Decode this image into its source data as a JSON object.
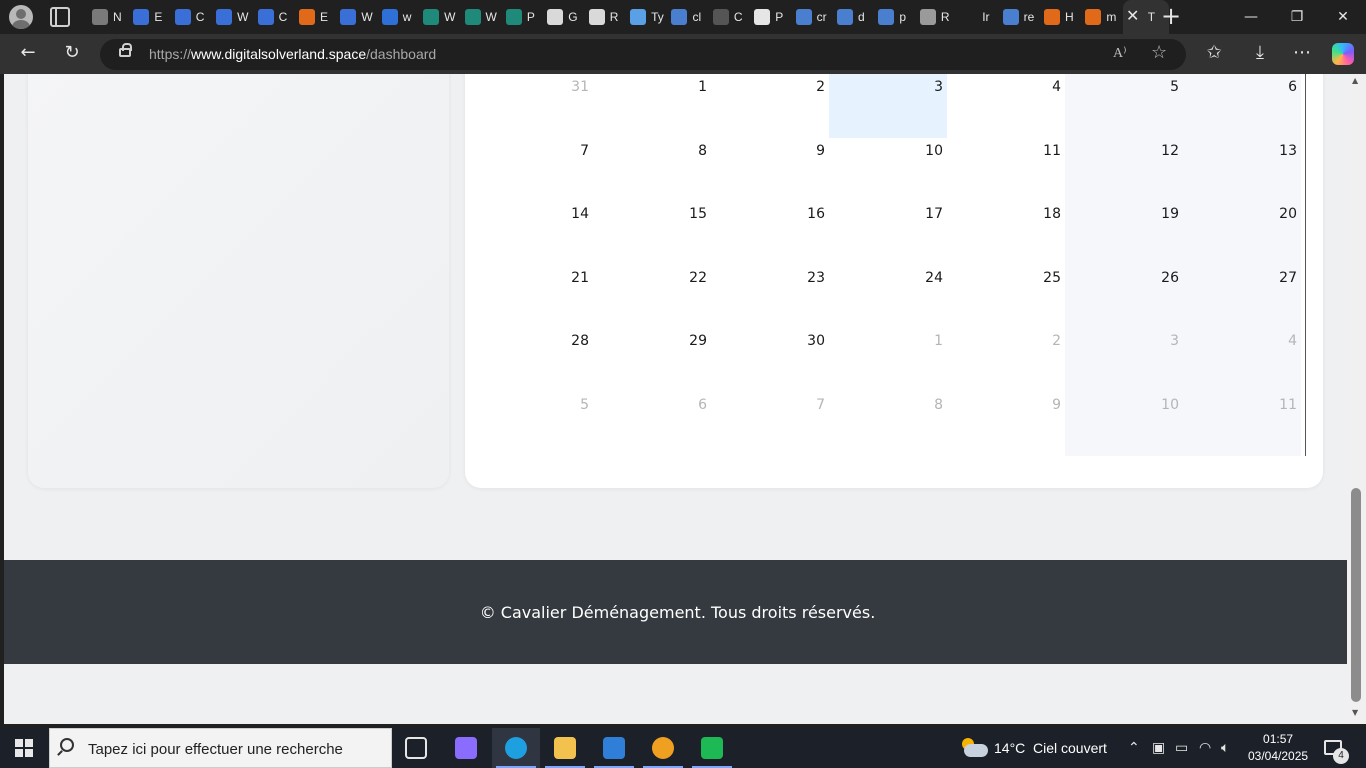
{
  "browser": {
    "tabs": [
      {
        "title": "N",
        "icon": "globe-icon"
      },
      {
        "title": "E",
        "icon": "slash-icon"
      },
      {
        "title": "C",
        "icon": "slash-icon"
      },
      {
        "title": "W",
        "icon": "slash-icon"
      },
      {
        "title": "C",
        "icon": "slash-icon"
      },
      {
        "title": "E",
        "icon": "orange-grid-icon"
      },
      {
        "title": "W",
        "icon": "slash-icon"
      },
      {
        "title": "w",
        "icon": "bing-icon"
      },
      {
        "title": "W",
        "icon": "teal-book-icon"
      },
      {
        "title": "W",
        "icon": "teal-book-icon"
      },
      {
        "title": "P",
        "icon": "teal-book-icon"
      },
      {
        "title": "G",
        "icon": "github-icon"
      },
      {
        "title": "R",
        "icon": "github-icon"
      },
      {
        "title": "Ty",
        "icon": "terminal-icon"
      },
      {
        "title": "cl",
        "icon": "search-icon"
      },
      {
        "title": "C",
        "icon": "dark-circle-icon"
      },
      {
        "title": "P",
        "icon": "openai-icon"
      },
      {
        "title": "cr",
        "icon": "search-icon"
      },
      {
        "title": "d",
        "icon": "search-icon"
      },
      {
        "title": "p",
        "icon": "search-icon"
      },
      {
        "title": "R",
        "icon": "image-icon"
      },
      {
        "title": "Ir",
        "icon": "blank-icon"
      },
      {
        "title": "re",
        "icon": "search-icon"
      },
      {
        "title": "H",
        "icon": "orange-grid-icon"
      },
      {
        "title": "m",
        "icon": "orange-grid-icon"
      },
      {
        "title": "T",
        "icon": "blank-icon",
        "active": true
      }
    ],
    "url_prefix": "https://",
    "url_host": "www.digitalsolverland.space",
    "url_path": "/dashboard",
    "read_aloud": "A⁾"
  },
  "calendar": {
    "days": [
      {
        "n": "31",
        "other": true
      },
      {
        "n": "1"
      },
      {
        "n": "2"
      },
      {
        "n": "3",
        "today": true
      },
      {
        "n": "4"
      },
      {
        "n": "5",
        "weekend": true
      },
      {
        "n": "6",
        "weekend": true
      },
      {
        "n": "7"
      },
      {
        "n": "8"
      },
      {
        "n": "9"
      },
      {
        "n": "10"
      },
      {
        "n": "11"
      },
      {
        "n": "12",
        "weekend": true
      },
      {
        "n": "13",
        "weekend": true
      },
      {
        "n": "14"
      },
      {
        "n": "15"
      },
      {
        "n": "16"
      },
      {
        "n": "17"
      },
      {
        "n": "18"
      },
      {
        "n": "19",
        "weekend": true
      },
      {
        "n": "20",
        "weekend": true
      },
      {
        "n": "21"
      },
      {
        "n": "22"
      },
      {
        "n": "23"
      },
      {
        "n": "24"
      },
      {
        "n": "25"
      },
      {
        "n": "26",
        "weekend": true
      },
      {
        "n": "27",
        "weekend": true
      },
      {
        "n": "28"
      },
      {
        "n": "29"
      },
      {
        "n": "30"
      },
      {
        "n": "1",
        "other": true
      },
      {
        "n": "2",
        "other": true
      },
      {
        "n": "3",
        "other": true,
        "weekend": true
      },
      {
        "n": "4",
        "other": true,
        "weekend": true
      },
      {
        "n": "5",
        "other": true
      },
      {
        "n": "6",
        "other": true
      },
      {
        "n": "7",
        "other": true
      },
      {
        "n": "8",
        "other": true
      },
      {
        "n": "9",
        "other": true
      },
      {
        "n": "10",
        "other": true,
        "weekend": true
      },
      {
        "n": "11",
        "other": true,
        "weekend": true
      }
    ]
  },
  "footer": {
    "text": "© Cavalier Déménagement. Tous droits réservés."
  },
  "taskbar": {
    "search_placeholder": "Tapez ici pour effectuer une recherche",
    "apps": [
      {
        "name": "task-view-icon",
        "color": "#1c2028"
      },
      {
        "name": "copilot-app-icon",
        "color": "#8a6cff"
      },
      {
        "name": "edge-icon",
        "color": "#1e9fe0"
      },
      {
        "name": "file-explorer-icon",
        "color": "#f2c14e"
      },
      {
        "name": "mail-icon",
        "color": "#2f7fd8"
      },
      {
        "name": "vpn-app-icon",
        "color": "#f0a020"
      },
      {
        "name": "terminal-app-icon",
        "color": "#1db954"
      }
    ],
    "weather_temp": "14°C",
    "weather_desc": "Ciel couvert",
    "time": "01:57",
    "date": "03/04/2025",
    "notifications": "4"
  },
  "colors": {
    "accent_today": "#e6f2fd",
    "footer_bg": "#353a40",
    "page_bg": "#eef0f2"
  }
}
= = = = = = =
What you should do. Copy each line of the listing in which the word "terminal" can be found.

Output for this task.
        "icon": "terminal-icon"
        "name": "terminal-app-icon",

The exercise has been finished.